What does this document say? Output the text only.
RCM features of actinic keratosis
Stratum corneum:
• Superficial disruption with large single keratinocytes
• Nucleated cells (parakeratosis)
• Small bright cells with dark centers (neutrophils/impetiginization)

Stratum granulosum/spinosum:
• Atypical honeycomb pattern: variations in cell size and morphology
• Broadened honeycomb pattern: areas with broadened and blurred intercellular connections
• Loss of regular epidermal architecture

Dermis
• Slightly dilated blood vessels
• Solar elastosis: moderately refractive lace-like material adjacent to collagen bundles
..........
_PROMPT:_ Reproduce the material above exactly; please quote every line of it.

_SOLUTION:_
What does this document say? Output the text only.
RCM features of actinic keratosis
Stratum corneum:
• Superficial disruption with large single keratinocytes
• Nucleated cells (parakeratosis)
• Small bright cells with dark centers (neutrophils/impetiginization)

Stratum granulosum/spinosum:
• Atypical honeycomb pattern: variations in cell size and morphology
• Broadened honeycomb pattern: areas with broadened and blurred intercellular connections
• Loss of regular epidermal architecture

Dermis
• Slightly dilated blood vessels
• Solar elastosis: moderately refractive lace-like material adjacent to collagen bundles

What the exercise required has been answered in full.